TASK INPUT —
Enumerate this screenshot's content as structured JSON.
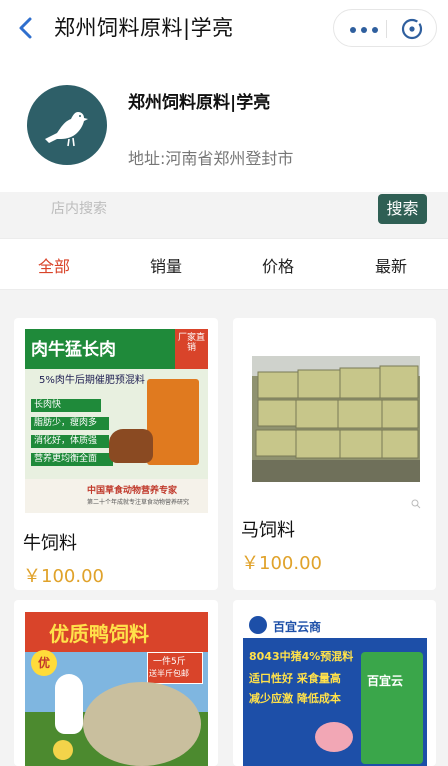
{
  "header": {
    "title": "郑州饲料原料|学亮"
  },
  "shop": {
    "name": "郑州饲料原料|学亮",
    "address": "地址:河南省郑州登封市"
  },
  "search": {
    "placeholder": "店内搜索",
    "button_label": "搜索"
  },
  "tabs": [
    {
      "label": "全部",
      "active": true
    },
    {
      "label": "销量",
      "active": false
    },
    {
      "label": "价格",
      "active": false
    },
    {
      "label": "最新",
      "active": false
    }
  ],
  "products": [
    {
      "name": "牛饲料",
      "price": "￥100.00",
      "image": {
        "headline": "肉牛猛长肉",
        "sub": "5%肉牛后期催肥预混料",
        "corner": "厂家直销",
        "bullets": [
          "长肉快",
          "脂肪少，瘦肉多",
          "消化好，体质强",
          "营养更均衡全面"
        ],
        "footer": "中国草食动物营养专家",
        "footnote": "第二十个年成就专注草食动物营养研究"
      }
    },
    {
      "name": "马饲料",
      "price": "￥100.00",
      "image": {}
    },
    {
      "name": "",
      "price": "",
      "image": {
        "headline": "优质鸭饲料",
        "tag_line1": "一件5斤",
        "tag_line2": "送半斤包邮",
        "badge": "优"
      }
    },
    {
      "name": "",
      "price": "",
      "image": {
        "brand": "百宜云商",
        "headline": "8043中猪4%预混料",
        "line1": "适口性好  采食量高",
        "line2": "减少应激  降低成本",
        "bag_label": "百宜云"
      }
    }
  ],
  "colors": {
    "accent_red": "#d9442a",
    "price": "#e0a22a",
    "search_button": "#2f5f54",
    "logo_bg": "#2e5f68"
  }
}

OBJECTIVE — Which lines of the data include "headline"? Copy each of them.

TASK RESPONSE —
        "headline": "肉牛猛长肉",
        "headline": "优质鸭饲料",
        "headline": "8043中猪4%预混料",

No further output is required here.